■ ИСХОДНЫЙ ТЕКСТ ■
Мы с моей командой уходим от классической пропаганды в сторону. Надо работать более тонко, воздействовать на сознательное в человеке, чтобы он вопреки сформированным стереотипам по-новому открывал глаза.

— Но у жителей ДНР и ЛНР везде включены российские каналы. На них идет такое же воздействие.

— Здесь люди настолько живут в реальном мире, что не нуждаются в пропаганде. Для них это фоновое сопровождение. Это работает на российский электорат и это вполне правильно. Представьте, завтра, например, Россия бы приняла решение ввести сюда войска. Гипотетически, как мы все время говорим. Назад в Россию поплывут цинковые гробы погибших, начнут протестовать комитеты солдатских матерей.

Люди должны понимать, за что умирают их солдаты. Российская пропаганда работает исключительно на свою аудиторию. И здесь мы работаем в разных плоскостях.

— Сомнительно, что пропаганда остается для жителей республики исключительно фоном.

— Когда люди начинают видеть друг друга в лицо, то развеиваются многие стереотипы. Отдельным украинским военным ясно, что с «Востоком» можно договариваться. Если договорились, что сейчас они придут забирать своих погибших после неудавшейся атаки, «Восток» стрелять не будет. Есть этика, понятие чести. Мы все равно носители одних и тех же идеалов.

■ ЗАДАНИЕ ■
Перепечатайте фрагмент исходного текста, начиная со слов «Люди должны понимать, за» и заканчивая словами «тех же идеалов.». Перечень ниже никак не связан с исходным текстом.

■ Записи из набора данных ■
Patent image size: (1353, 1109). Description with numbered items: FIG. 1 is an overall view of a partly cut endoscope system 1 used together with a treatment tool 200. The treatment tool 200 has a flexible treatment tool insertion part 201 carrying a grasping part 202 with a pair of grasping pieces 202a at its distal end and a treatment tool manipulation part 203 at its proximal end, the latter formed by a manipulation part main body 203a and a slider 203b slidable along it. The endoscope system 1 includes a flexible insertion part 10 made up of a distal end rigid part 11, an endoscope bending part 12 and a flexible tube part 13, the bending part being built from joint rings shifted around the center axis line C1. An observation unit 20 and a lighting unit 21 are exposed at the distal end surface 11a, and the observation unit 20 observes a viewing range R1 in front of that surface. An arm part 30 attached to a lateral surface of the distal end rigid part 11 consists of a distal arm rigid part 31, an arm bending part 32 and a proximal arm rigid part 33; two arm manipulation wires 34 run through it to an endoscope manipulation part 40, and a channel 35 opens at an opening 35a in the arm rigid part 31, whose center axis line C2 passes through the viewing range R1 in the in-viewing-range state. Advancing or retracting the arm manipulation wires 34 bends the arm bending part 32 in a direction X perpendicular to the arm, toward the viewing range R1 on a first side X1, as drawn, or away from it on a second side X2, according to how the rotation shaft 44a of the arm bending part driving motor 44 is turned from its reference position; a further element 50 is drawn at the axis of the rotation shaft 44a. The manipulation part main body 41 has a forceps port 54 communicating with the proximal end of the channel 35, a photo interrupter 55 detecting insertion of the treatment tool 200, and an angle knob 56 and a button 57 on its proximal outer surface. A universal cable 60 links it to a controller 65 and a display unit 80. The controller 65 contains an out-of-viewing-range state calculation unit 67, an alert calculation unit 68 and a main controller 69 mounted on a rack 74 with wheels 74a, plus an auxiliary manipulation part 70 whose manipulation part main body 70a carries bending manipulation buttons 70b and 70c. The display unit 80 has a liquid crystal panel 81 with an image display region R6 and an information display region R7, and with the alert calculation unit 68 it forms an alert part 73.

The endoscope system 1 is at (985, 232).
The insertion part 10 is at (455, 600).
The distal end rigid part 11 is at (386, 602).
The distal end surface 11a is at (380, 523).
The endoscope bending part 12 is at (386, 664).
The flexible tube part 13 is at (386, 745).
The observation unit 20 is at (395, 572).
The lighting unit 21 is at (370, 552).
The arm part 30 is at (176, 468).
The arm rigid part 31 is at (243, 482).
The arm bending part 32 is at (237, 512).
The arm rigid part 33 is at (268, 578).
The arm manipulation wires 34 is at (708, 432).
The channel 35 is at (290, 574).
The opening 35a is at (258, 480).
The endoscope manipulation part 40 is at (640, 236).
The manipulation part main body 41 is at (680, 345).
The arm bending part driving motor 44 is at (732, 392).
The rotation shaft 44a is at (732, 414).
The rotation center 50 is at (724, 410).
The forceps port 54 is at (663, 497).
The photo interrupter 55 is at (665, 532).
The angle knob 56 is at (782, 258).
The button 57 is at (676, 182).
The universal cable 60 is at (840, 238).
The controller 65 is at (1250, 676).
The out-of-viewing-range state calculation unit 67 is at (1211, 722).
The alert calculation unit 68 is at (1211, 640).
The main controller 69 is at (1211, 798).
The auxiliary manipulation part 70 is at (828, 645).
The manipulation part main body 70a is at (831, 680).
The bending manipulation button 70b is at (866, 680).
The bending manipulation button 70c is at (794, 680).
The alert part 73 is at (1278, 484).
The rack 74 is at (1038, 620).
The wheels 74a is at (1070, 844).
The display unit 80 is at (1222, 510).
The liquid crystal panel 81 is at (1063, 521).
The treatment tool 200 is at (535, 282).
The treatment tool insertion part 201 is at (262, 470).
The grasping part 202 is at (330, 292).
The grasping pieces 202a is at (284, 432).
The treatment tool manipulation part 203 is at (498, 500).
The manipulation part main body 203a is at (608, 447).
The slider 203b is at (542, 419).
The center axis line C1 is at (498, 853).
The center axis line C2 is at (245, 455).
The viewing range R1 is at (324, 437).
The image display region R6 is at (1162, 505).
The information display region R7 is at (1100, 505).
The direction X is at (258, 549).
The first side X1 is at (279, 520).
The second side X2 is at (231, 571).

■ РЕШЕНИЕ ■
Люди должны понимать, за что умирают их солдаты. Российская пропаганда работает исключительно на свою аудиторию. И здесь мы работаем в разных плоскостях.

— Сомнительно, что пропаганда остается для жителей республики исключительно фоном.

— Когда люди начинают видеть друг друга в лицо, то развеиваются многие стереотипы. Отдельным украинским военным ясно, что с «Востоком» можно договариваться. Если договорились, что сейчас они придут забирать своих погибших после неудавшейся атаки, «Восток» стрелять не будет. Есть этика, понятие чести. Мы все равно носители одних и тех же идеалов.